__WORK INSTRUCTIONS__.
Find each line in the rows below that contains the word "marker" and copy those lines in full.

__RECORD EXTRACTS__.
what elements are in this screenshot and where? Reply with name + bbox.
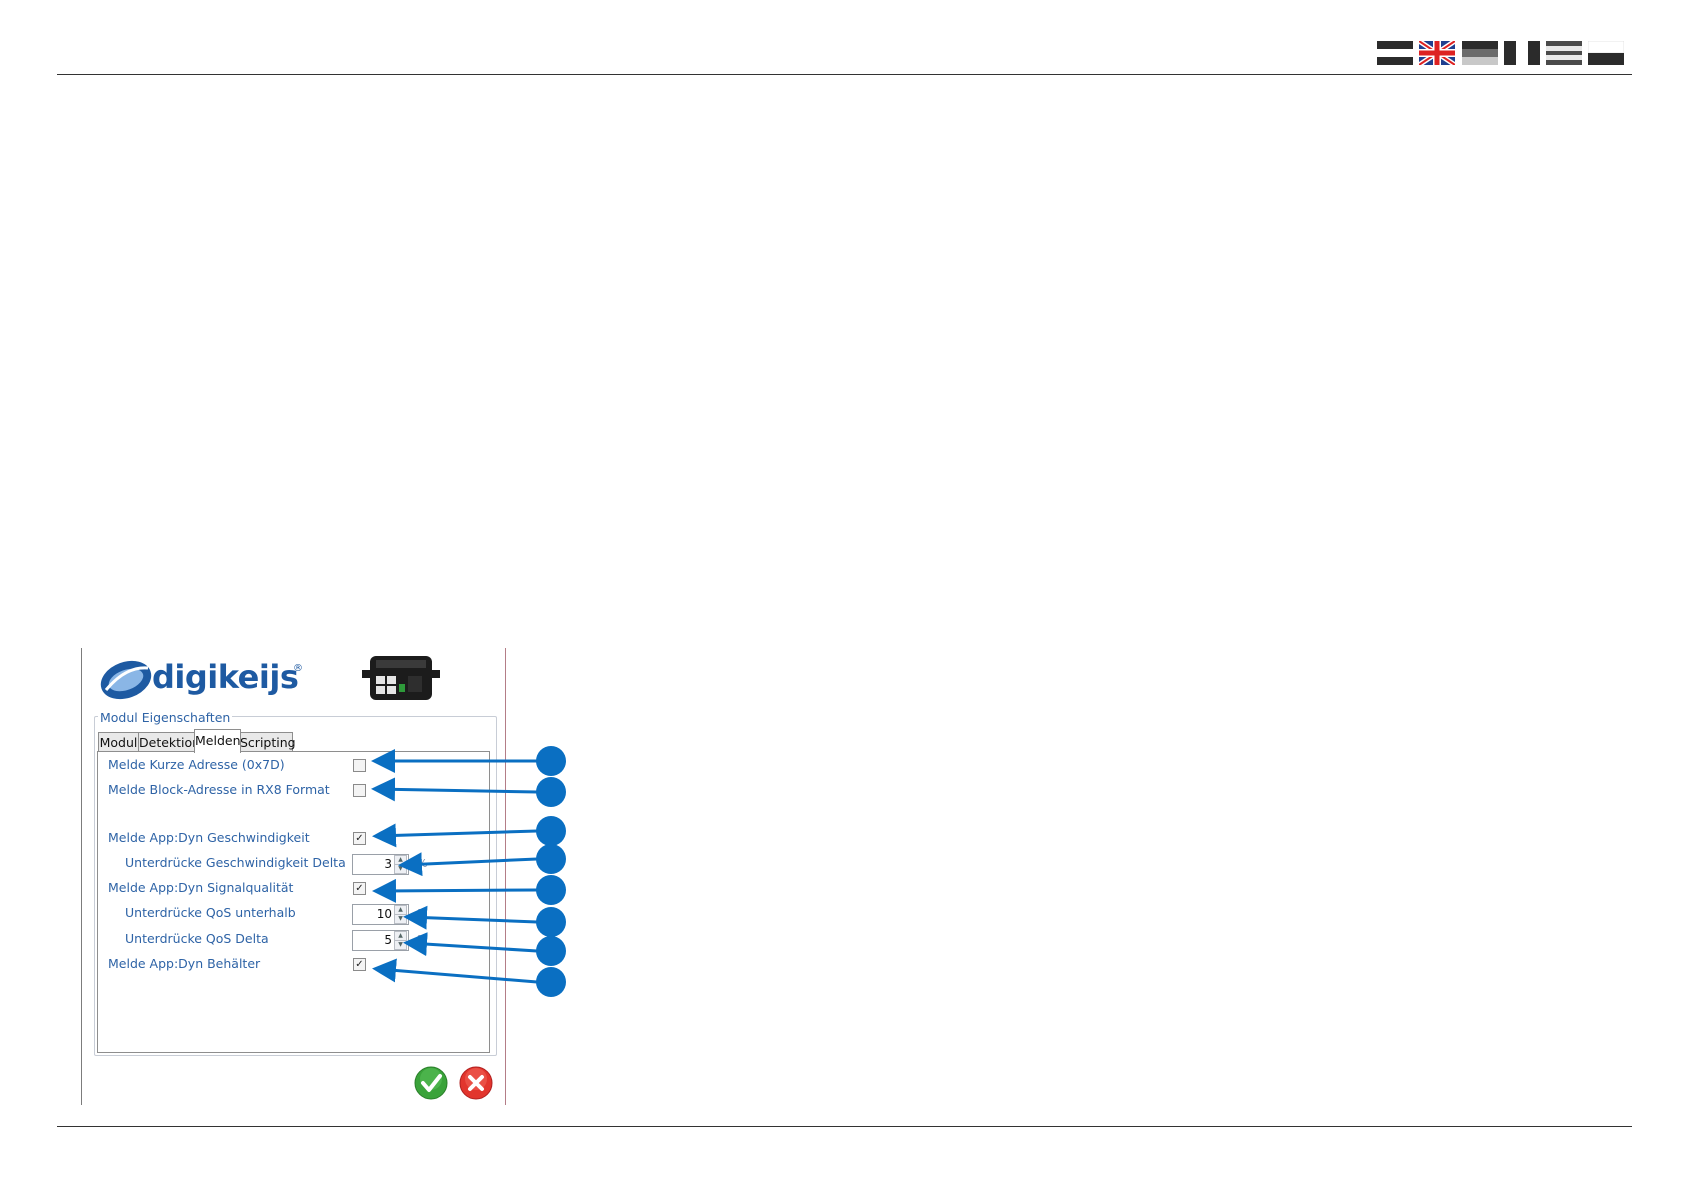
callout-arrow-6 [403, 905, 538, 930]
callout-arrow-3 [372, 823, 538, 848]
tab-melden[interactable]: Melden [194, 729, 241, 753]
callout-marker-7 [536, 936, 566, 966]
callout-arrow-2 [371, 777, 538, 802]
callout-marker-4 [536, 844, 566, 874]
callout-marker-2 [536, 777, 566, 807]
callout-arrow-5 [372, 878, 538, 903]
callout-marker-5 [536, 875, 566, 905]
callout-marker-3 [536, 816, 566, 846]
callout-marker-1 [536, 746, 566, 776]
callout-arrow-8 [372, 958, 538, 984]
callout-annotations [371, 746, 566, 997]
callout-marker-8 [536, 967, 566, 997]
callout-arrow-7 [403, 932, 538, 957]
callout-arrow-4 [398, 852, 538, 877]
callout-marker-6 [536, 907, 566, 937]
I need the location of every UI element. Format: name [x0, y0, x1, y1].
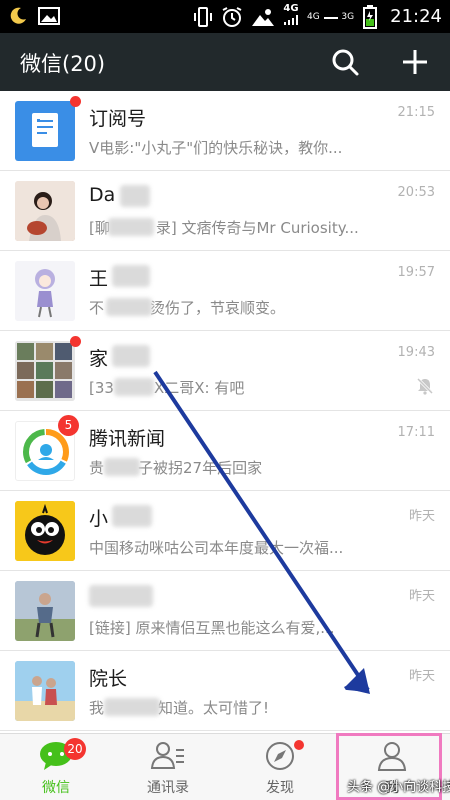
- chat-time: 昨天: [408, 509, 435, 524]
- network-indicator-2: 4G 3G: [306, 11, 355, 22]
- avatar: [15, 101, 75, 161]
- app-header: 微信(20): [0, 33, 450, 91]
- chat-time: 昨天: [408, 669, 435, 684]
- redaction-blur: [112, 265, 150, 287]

__WORKED SOLUTION__.
callout-marker-7 [536, 936, 566, 966]
callout-marker-4 [536, 844, 566, 874]
callout-marker-2 [536, 777, 566, 807]
callout-marker-5 [536, 875, 566, 905]
callout-marker-3 [536, 816, 566, 846]
callout-marker-1 [536, 746, 566, 776]
callout-marker-8 [536, 967, 566, 997]
callout-marker-6 [536, 907, 566, 937]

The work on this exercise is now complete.